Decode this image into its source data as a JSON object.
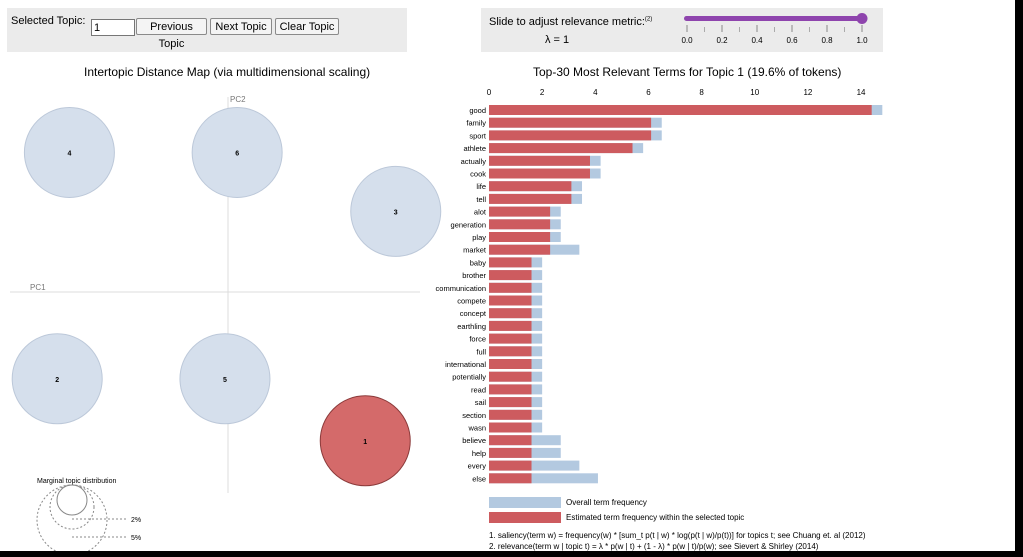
{
  "controls": {
    "selected_topic_label": "Selected Topic:",
    "selected_topic_value": "1",
    "prev_label": "Previous Topic",
    "next_label": "Next Topic",
    "clear_label": "Clear Topic",
    "slider_label": "Slide to adjust relevance metric:",
    "slider_footnote": "(2)",
    "lambda_text": "λ = 1",
    "lambda_value": 1.0,
    "slider_ticks": [
      "0.0",
      "0.2",
      "0.4",
      "0.6",
      "0.8",
      "1.0"
    ]
  },
  "colors": {
    "panel_bg": "#ebebeb",
    "slider_color": "#8e44ad",
    "bubble_fill": "#d5dfec",
    "bubble_stroke": "#bcc8d9",
    "selected_fill": "#d46a6a",
    "selected_stroke": "#8b3a3a",
    "overall_bar": "#b3c9e0",
    "topic_bar": "#cd5b5f"
  },
  "chart_data": [
    {
      "type": "scatter",
      "title": "Intertopic Distance Map (via multidimensional scaling)",
      "xlabel": "PC1",
      "ylabel": "PC2",
      "selected_topic": "1",
      "topics": [
        {
          "id": "1",
          "pc1": 0.45,
          "pc2": -0.48,
          "selected": true
        },
        {
          "id": "2",
          "pc1": -0.56,
          "pc2": -0.28,
          "selected": false
        },
        {
          "id": "3",
          "pc1": 0.55,
          "pc2": 0.26,
          "selected": false
        },
        {
          "id": "4",
          "pc1": -0.52,
          "pc2": 0.45,
          "selected": false
        },
        {
          "id": "5",
          "pc1": -0.01,
          "pc2": -0.28,
          "selected": false
        },
        {
          "id": "6",
          "pc1": 0.03,
          "pc2": 0.45,
          "selected": false
        }
      ],
      "xlim": [
        -0.62,
        0.62
      ],
      "ylim": [
        -0.62,
        0.62
      ],
      "marginal_distribution": {
        "title": "Marginal topic distribution",
        "labels": [
          "2%",
          "5%"
        ]
      }
    },
    {
      "type": "bar",
      "orientation": "horizontal",
      "title": "Top-30 Most Relevant Terms for Topic 1 (19.6% of tokens)",
      "x_ticks": [
        "0",
        "2",
        "4",
        "6",
        "8",
        "10",
        "12",
        "14"
      ],
      "xlim": [
        0,
        14.6
      ],
      "terms": [
        "good",
        "family",
        "sport",
        "athlete",
        "actually",
        "cook",
        "life",
        "tell",
        "alot",
        "generation",
        "play",
        "market",
        "baby",
        "brother",
        "communication",
        "compete",
        "concept",
        "earthling",
        "force",
        "full",
        "international",
        "potentially",
        "read",
        "sail",
        "section",
        "wasn",
        "believe",
        "help",
        "every",
        "else"
      ],
      "series": [
        {
          "name": "Overall term frequency",
          "values": [
            14.8,
            6.5,
            6.5,
            5.8,
            4.2,
            4.2,
            3.5,
            3.5,
            2.7,
            2.7,
            2.7,
            3.4,
            2.0,
            2.0,
            2.0,
            2.0,
            2.0,
            2.0,
            2.0,
            2.0,
            2.0,
            2.0,
            2.0,
            2.0,
            2.0,
            2.0,
            2.7,
            2.7,
            3.4,
            4.1
          ]
        },
        {
          "name": "Estimated term frequency within the selected topic",
          "values": [
            14.4,
            6.1,
            6.1,
            5.4,
            3.8,
            3.8,
            3.1,
            3.1,
            2.3,
            2.3,
            2.3,
            2.3,
            1.6,
            1.6,
            1.6,
            1.6,
            1.6,
            1.6,
            1.6,
            1.6,
            1.6,
            1.6,
            1.6,
            1.6,
            1.6,
            1.6,
            1.6,
            1.6,
            1.6,
            1.6
          ]
        }
      ]
    }
  ],
  "legend": {
    "overall": "Overall term frequency",
    "estimated": "Estimated term frequency within the selected topic"
  },
  "notes": {
    "n1": "1. saliency(term w) = frequency(w) * [sum_t p(t | w) * log(p(t | w)/p(t))] for topics t; see Chuang et. al (2012)",
    "n2": "2. relevance(term w | topic t) = λ * p(w | t) + (1 - λ) * p(w | t)/p(w); see Sievert & Shirley (2014)"
  }
}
****************************************
## WHAT THE TASK ASKS
Give the data above again in full and unchanged, skipping the pictures.

## FINAL RESULT
Decode this image into its source data as a JSON object.
{
  "controls": {
    "selected_topic_label": "Selected Topic:",
    "selected_topic_value": "1",
    "prev_label": "Previous Topic",
    "next_label": "Next Topic",
    "clear_label": "Clear Topic",
    "slider_label": "Slide to adjust relevance metric:",
    "slider_footnote": "(2)",
    "lambda_text": "λ = 1",
    "lambda_value": 1.0,
    "slider_ticks": [
      "0.0",
      "0.2",
      "0.4",
      "0.6",
      "0.8",
      "1.0"
    ]
  },
  "colors": {
    "panel_bg": "#ebebeb",
    "slider_color": "#8e44ad",
    "bubble_fill": "#d5dfec",
    "bubble_stroke": "#bcc8d9",
    "selected_fill": "#d46a6a",
    "selected_stroke": "#8b3a3a",
    "overall_bar": "#b3c9e0",
    "topic_bar": "#cd5b5f"
  },
  "chart_data": [
    {
      "type": "scatter",
      "title": "Intertopic Distance Map (via multidimensional scaling)",
      "xlabel": "PC1",
      "ylabel": "PC2",
      "selected_topic": "1",
      "topics": [
        {
          "id": "1",
          "pc1": 0.45,
          "pc2": -0.48,
          "selected": true
        },
        {
          "id": "2",
          "pc1": -0.56,
          "pc2": -0.28,
          "selected": false
        },
        {
          "id": "3",
          "pc1": 0.55,
          "pc2": 0.26,
          "selected": false
        },
        {
          "id": "4",
          "pc1": -0.52,
          "pc2": 0.45,
          "selected": false
        },
        {
          "id": "5",
          "pc1": -0.01,
          "pc2": -0.28,
          "selected": false
        },
        {
          "id": "6",
          "pc1": 0.03,
          "pc2": 0.45,
          "selected": false
        }
      ],
      "xlim": [
        -0.62,
        0.62
      ],
      "ylim": [
        -0.62,
        0.62
      ],
      "marginal_distribution": {
        "title": "Marginal topic distribution",
        "labels": [
          "2%",
          "5%"
        ]
      }
    },
    {
      "type": "bar",
      "orientation": "horizontal",
      "title": "Top-30 Most Relevant Terms for Topic 1 (19.6% of tokens)",
      "x_ticks": [
        "0",
        "2",
        "4",
        "6",
        "8",
        "10",
        "12",
        "14"
      ],
      "xlim": [
        0,
        14.6
      ],
      "terms": [
        "good",
        "family",
        "sport",
        "athlete",
        "actually",
        "cook",
        "life",
        "tell",
        "alot",
        "generation",
        "play",
        "market",
        "baby",
        "brother",
        "communication",
        "compete",
        "concept",
        "earthling",
        "force",
        "full",
        "international",
        "potentially",
        "read",
        "sail",
        "section",
        "wasn",
        "believe",
        "help",
        "every",
        "else"
      ],
      "series": [
        {
          "name": "Overall term frequency",
          "values": [
            14.8,
            6.5,
            6.5,
            5.8,
            4.2,
            4.2,
            3.5,
            3.5,
            2.7,
            2.7,
            2.7,
            3.4,
            2.0,
            2.0,
            2.0,
            2.0,
            2.0,
            2.0,
            2.0,
            2.0,
            2.0,
            2.0,
            2.0,
            2.0,
            2.0,
            2.0,
            2.7,
            2.7,
            3.4,
            4.1
          ]
        },
        {
          "name": "Estimated term frequency within the selected topic",
          "values": [
            14.4,
            6.1,
            6.1,
            5.4,
            3.8,
            3.8,
            3.1,
            3.1,
            2.3,
            2.3,
            2.3,
            2.3,
            1.6,
            1.6,
            1.6,
            1.6,
            1.6,
            1.6,
            1.6,
            1.6,
            1.6,
            1.6,
            1.6,
            1.6,
            1.6,
            1.6,
            1.6,
            1.6,
            1.6,
            1.6
          ]
        }
      ]
    }
  ],
  "legend": {
    "overall": "Overall term frequency",
    "estimated": "Estimated term frequency within the selected topic"
  },
  "notes": {
    "n1": "1. saliency(term w) = frequency(w) * [sum_t p(t | w) * log(p(t | w)/p(t))] for topics t; see Chuang et. al (2012)",
    "n2": "2. relevance(term w | topic t) = λ * p(w | t) + (1 - λ) * p(w | t)/p(w); see Sievert & Shirley (2014)"
  }
}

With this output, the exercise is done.